WRITTEN PROBLEM:
Where a line of the material contains the string "name", copy that line.

_ _ _

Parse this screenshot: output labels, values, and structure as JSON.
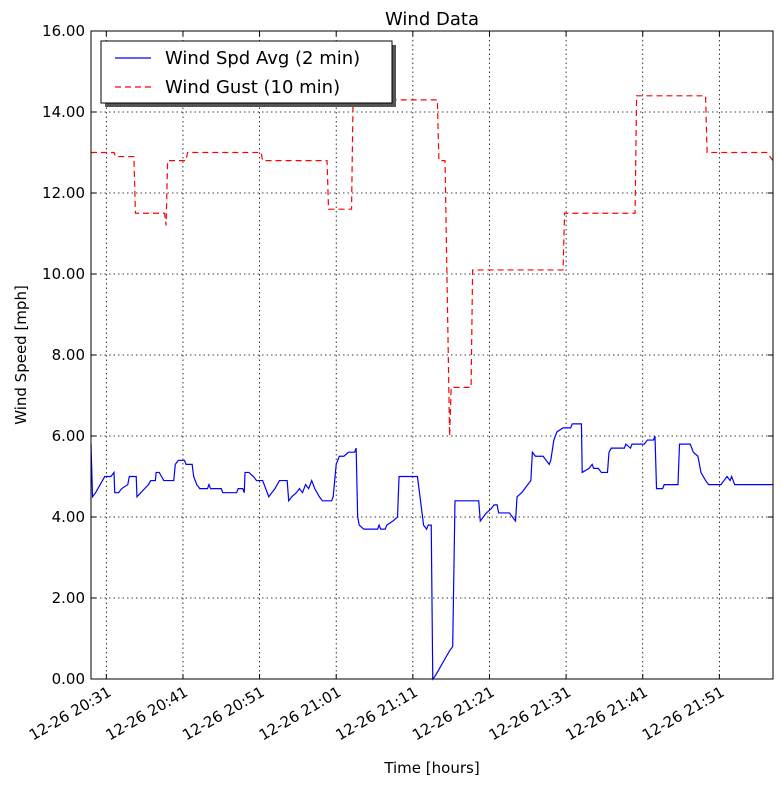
{
  "chart_data": {
    "type": "line",
    "title": "Wind Data",
    "xlabel": "Time [hours]",
    "ylabel": "Wind Speed [mph]",
    "ylim": [
      0,
      16
    ],
    "xlim_minutes": [
      0,
      89
    ],
    "grid": true,
    "legend_position": "upper-left",
    "y_ticks": [
      "0.00",
      "2.00",
      "4.00",
      "6.00",
      "8.00",
      "10.00",
      "12.00",
      "14.00",
      "16.00"
    ],
    "x_ticks": [
      {
        "label": "12-26 20:31",
        "minute": 2
      },
      {
        "label": "12-26 20:41",
        "minute": 12
      },
      {
        "label": "12-26 20:51",
        "minute": 22
      },
      {
        "label": "12-26 21:01",
        "minute": 32
      },
      {
        "label": "12-26 21:11",
        "minute": 42
      },
      {
        "label": "12-26 21:21",
        "minute": 52
      },
      {
        "label": "12-26 21:31",
        "minute": 62
      },
      {
        "label": "12-26 21:41",
        "minute": 72
      },
      {
        "label": "12-26 21:51",
        "minute": 82
      }
    ],
    "series": [
      {
        "name": "Wind Spd Avg (2 min)",
        "color": "#0000ff",
        "style": "solid",
        "points": [
          [
            0,
            5.8
          ],
          [
            0.2,
            4.5
          ],
          [
            0.6,
            4.6
          ],
          [
            1.2,
            4.8
          ],
          [
            1.8,
            5.0
          ],
          [
            2.6,
            5.0
          ],
          [
            3.0,
            5.1
          ],
          [
            3.1,
            4.6
          ],
          [
            3.6,
            4.6
          ],
          [
            4.0,
            4.7
          ],
          [
            4.8,
            4.8
          ],
          [
            5.0,
            5.0
          ],
          [
            5.9,
            5.0
          ],
          [
            6.0,
            4.5
          ],
          [
            6.5,
            4.6
          ],
          [
            7.0,
            4.7
          ],
          [
            7.5,
            4.8
          ],
          [
            7.8,
            4.9
          ],
          [
            8.4,
            4.9
          ],
          [
            8.5,
            5.1
          ],
          [
            8.9,
            5.1
          ],
          [
            9.2,
            5.0
          ],
          [
            9.5,
            4.9
          ],
          [
            10.8,
            4.9
          ],
          [
            11.0,
            5.3
          ],
          [
            11.4,
            5.4
          ],
          [
            12.2,
            5.4
          ],
          [
            12.4,
            5.3
          ],
          [
            13.2,
            5.3
          ],
          [
            13.4,
            5.0
          ],
          [
            13.8,
            4.8
          ],
          [
            14.2,
            4.7
          ],
          [
            15.2,
            4.7
          ],
          [
            15.4,
            4.8
          ],
          [
            15.6,
            4.7
          ],
          [
            17.0,
            4.7
          ],
          [
            17.2,
            4.6
          ],
          [
            19.0,
            4.6
          ],
          [
            19.2,
            4.7
          ],
          [
            19.8,
            4.7
          ],
          [
            20.0,
            4.6
          ],
          [
            20.1,
            5.1
          ],
          [
            20.6,
            5.1
          ],
          [
            21.2,
            5.0
          ],
          [
            21.6,
            4.9
          ],
          [
            22.4,
            4.9
          ],
          [
            22.8,
            4.7
          ],
          [
            23.2,
            4.5
          ],
          [
            23.6,
            4.6
          ],
          [
            24.0,
            4.7
          ],
          [
            24.6,
            4.9
          ],
          [
            25.6,
            4.9
          ],
          [
            25.8,
            4.4
          ],
          [
            26.2,
            4.5
          ],
          [
            26.8,
            4.6
          ],
          [
            27.2,
            4.7
          ],
          [
            27.6,
            4.6
          ],
          [
            28.0,
            4.8
          ],
          [
            28.4,
            4.7
          ],
          [
            28.8,
            4.9
          ],
          [
            29.2,
            4.7
          ],
          [
            29.8,
            4.5
          ],
          [
            30.2,
            4.4
          ],
          [
            31.4,
            4.4
          ],
          [
            31.6,
            4.5
          ],
          [
            31.8,
            4.9
          ],
          [
            32.0,
            5.3
          ],
          [
            32.4,
            5.5
          ],
          [
            33.0,
            5.5
          ],
          [
            33.6,
            5.6
          ],
          [
            34.4,
            5.6
          ],
          [
            34.6,
            5.7
          ],
          [
            34.8,
            4.0
          ],
          [
            35.0,
            3.8
          ],
          [
            35.6,
            3.7
          ],
          [
            37.4,
            3.7
          ],
          [
            37.6,
            3.8
          ],
          [
            37.8,
            3.7
          ],
          [
            38.4,
            3.7
          ],
          [
            38.6,
            3.8
          ],
          [
            39.4,
            3.9
          ],
          [
            40.0,
            4.0
          ],
          [
            40.2,
            5.0
          ],
          [
            42.6,
            5.0
          ],
          [
            43.0,
            4.4
          ],
          [
            43.4,
            3.8
          ],
          [
            43.8,
            3.7
          ],
          [
            44.0,
            3.8
          ],
          [
            44.4,
            3.8
          ],
          [
            44.6,
            0.0
          ],
          [
            45.0,
            0.1
          ],
          [
            45.6,
            0.3
          ],
          [
            46.2,
            0.5
          ],
          [
            46.8,
            0.7
          ],
          [
            47.2,
            0.8
          ],
          [
            47.5,
            4.4
          ],
          [
            50.6,
            4.4
          ],
          [
            50.8,
            3.9
          ],
          [
            51.2,
            4.0
          ],
          [
            51.6,
            4.1
          ],
          [
            52.2,
            4.2
          ],
          [
            52.6,
            4.3
          ],
          [
            53.0,
            4.3
          ],
          [
            53.2,
            4.1
          ],
          [
            54.6,
            4.1
          ],
          [
            55.0,
            4.0
          ],
          [
            55.4,
            3.9
          ],
          [
            55.6,
            4.5
          ],
          [
            56.2,
            4.6
          ],
          [
            56.6,
            4.7
          ],
          [
            57.0,
            4.8
          ],
          [
            57.4,
            4.9
          ],
          [
            57.6,
            5.6
          ],
          [
            58.0,
            5.5
          ],
          [
            59.0,
            5.5
          ],
          [
            59.4,
            5.4
          ],
          [
            59.8,
            5.3
          ],
          [
            60.0,
            5.4
          ],
          [
            60.4,
            5.9
          ],
          [
            60.8,
            6.1
          ],
          [
            61.6,
            6.2
          ],
          [
            62.6,
            6.2
          ],
          [
            62.8,
            6.3
          ],
          [
            64.0,
            6.3
          ],
          [
            64.1,
            5.1
          ],
          [
            65.0,
            5.2
          ],
          [
            65.4,
            5.3
          ],
          [
            65.6,
            5.2
          ],
          [
            66.2,
            5.2
          ],
          [
            66.6,
            5.1
          ],
          [
            67.4,
            5.1
          ],
          [
            67.6,
            5.6
          ],
          [
            67.9,
            5.7
          ],
          [
            69.6,
            5.7
          ],
          [
            69.8,
            5.8
          ],
          [
            70.4,
            5.7
          ],
          [
            70.6,
            5.8
          ],
          [
            72.2,
            5.8
          ],
          [
            72.6,
            5.9
          ],
          [
            73.4,
            5.9
          ],
          [
            73.6,
            6.0
          ],
          [
            73.8,
            4.7
          ],
          [
            74.6,
            4.7
          ],
          [
            74.8,
            4.8
          ],
          [
            76.6,
            4.8
          ],
          [
            76.8,
            5.8
          ],
          [
            78.2,
            5.8
          ],
          [
            78.6,
            5.6
          ],
          [
            79.2,
            5.5
          ],
          [
            79.6,
            5.1
          ],
          [
            80.2,
            4.9
          ],
          [
            80.6,
            4.8
          ],
          [
            82.2,
            4.8
          ],
          [
            82.6,
            4.9
          ],
          [
            83.0,
            5.0
          ],
          [
            83.4,
            4.9
          ],
          [
            83.6,
            5.0
          ],
          [
            83.8,
            4.9
          ],
          [
            84.0,
            4.8
          ],
          [
            89,
            4.8
          ]
        ]
      },
      {
        "name": "Wind Gust (10 min)",
        "color": "#ff0000",
        "style": "dashed",
        "points": [
          [
            0,
            13.0
          ],
          [
            3.0,
            13.0
          ],
          [
            3.2,
            12.9
          ],
          [
            5.6,
            12.9
          ],
          [
            5.8,
            11.5
          ],
          [
            9.6,
            11.5
          ],
          [
            9.8,
            11.2
          ],
          [
            10.0,
            12.8
          ],
          [
            12.4,
            12.8
          ],
          [
            12.6,
            13.0
          ],
          [
            22.2,
            13.0
          ],
          [
            22.4,
            12.8
          ],
          [
            30.8,
            12.8
          ],
          [
            31.0,
            11.6
          ],
          [
            34.0,
            11.6
          ],
          [
            34.2,
            14.3
          ],
          [
            45.2,
            14.3
          ],
          [
            45.4,
            12.8
          ],
          [
            46.2,
            12.8
          ],
          [
            46.8,
            6.0
          ],
          [
            47.0,
            7.2
          ],
          [
            49.6,
            7.2
          ],
          [
            49.8,
            10.1
          ],
          [
            61.6,
            10.1
          ],
          [
            61.8,
            11.5
          ],
          [
            71.0,
            11.5
          ],
          [
            71.2,
            14.4
          ],
          [
            80.2,
            14.4
          ],
          [
            80.4,
            13.0
          ],
          [
            88.2,
            13.0
          ],
          [
            88.6,
            12.9
          ],
          [
            89,
            12.8
          ]
        ]
      }
    ]
  }
}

_ _ _

FINAL RESULT:
        "name": "Wind Spd Avg (2 min)",
        "name": "Wind Gust (10 min)",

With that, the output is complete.